» Problem description:
Collect each line containing "name".

» Provided material:
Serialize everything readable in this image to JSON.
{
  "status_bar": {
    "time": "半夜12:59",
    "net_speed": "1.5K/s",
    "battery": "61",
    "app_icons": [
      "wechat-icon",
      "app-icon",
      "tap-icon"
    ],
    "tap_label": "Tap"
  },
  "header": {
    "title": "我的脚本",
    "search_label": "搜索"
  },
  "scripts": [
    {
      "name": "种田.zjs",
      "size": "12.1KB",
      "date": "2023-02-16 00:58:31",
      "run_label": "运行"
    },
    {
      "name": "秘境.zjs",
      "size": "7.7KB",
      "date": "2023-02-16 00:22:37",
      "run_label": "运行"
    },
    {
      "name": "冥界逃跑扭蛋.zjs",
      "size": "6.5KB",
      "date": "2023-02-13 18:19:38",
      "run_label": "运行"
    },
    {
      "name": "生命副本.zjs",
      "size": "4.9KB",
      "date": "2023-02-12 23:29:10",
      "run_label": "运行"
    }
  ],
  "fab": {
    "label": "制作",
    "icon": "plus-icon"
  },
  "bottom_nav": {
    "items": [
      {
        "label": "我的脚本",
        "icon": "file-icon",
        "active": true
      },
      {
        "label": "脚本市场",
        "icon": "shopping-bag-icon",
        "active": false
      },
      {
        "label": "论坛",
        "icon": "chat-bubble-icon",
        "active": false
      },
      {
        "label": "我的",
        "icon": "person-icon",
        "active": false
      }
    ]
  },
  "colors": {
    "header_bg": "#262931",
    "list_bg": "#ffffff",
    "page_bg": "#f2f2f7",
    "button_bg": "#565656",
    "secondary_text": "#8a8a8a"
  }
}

» Output:
      "name": "种田.zjs",
      "name": "秘境.zjs",
      "name": "冥界逃跑扭蛋.zjs",
      "name": "生命副本.zjs",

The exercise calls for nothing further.